- Records shown:
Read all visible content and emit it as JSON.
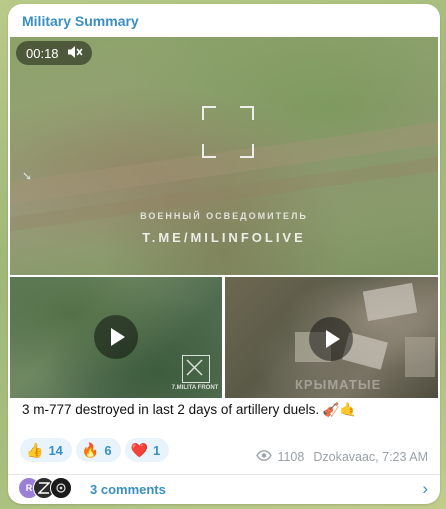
{
  "post": {
    "channel_name": "Military Summary",
    "video_duration": "00:18",
    "watermark_line1": "ВОЕННЫЙ ОСВЕДОМИТЕЛЬ",
    "watermark_line2": "T.ME/MILINFOLIVE",
    "thumb_left_caption": "7.MILITA FRONT",
    "thumb_right_watermark": "КРЫМАТЫЕ",
    "text": "3 m-777 destroyed in last 2 days of artillery duels. 🎻🤙"
  },
  "reactions": [
    {
      "emoji": "👍",
      "count": "14"
    },
    {
      "emoji": "🔥",
      "count": "6"
    },
    {
      "emoji": "❤️",
      "count": "1"
    }
  ],
  "meta": {
    "views": "1108",
    "author_time": "Dzokavaac, 7:23 AM"
  },
  "comments": {
    "avatar_initial": "R",
    "label": "3 comments"
  },
  "icons": {
    "mute": "muted-speaker-icon",
    "play": "play-icon",
    "views": "eye-icon",
    "chevron": "chevron-right-icon"
  },
  "colors": {
    "accent": "#3a8fc2",
    "reaction_bg": "#e9f3fb",
    "meta_text": "#9aa1a8"
  }
}
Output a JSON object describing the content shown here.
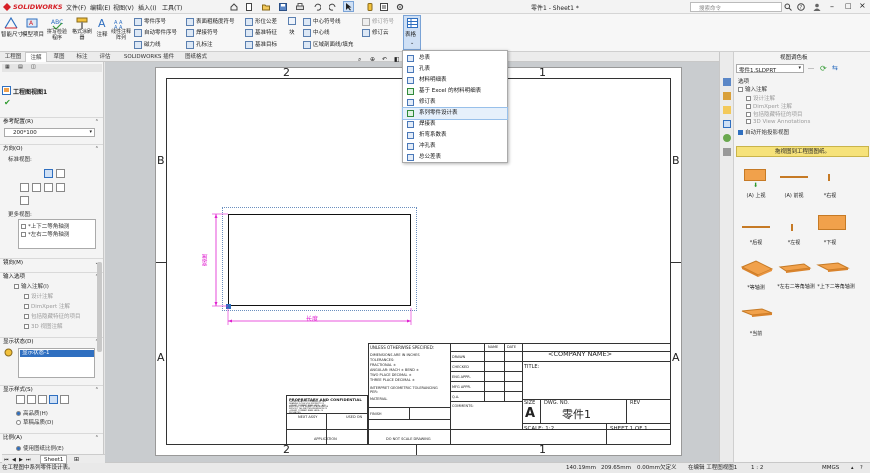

- Short problem: Go through the listing above and locate each line that holds the word "JSON". Copy those lines.

- Solution:
Read all visible content and emit it as JSON.
Output a JSON object describing the content shown here.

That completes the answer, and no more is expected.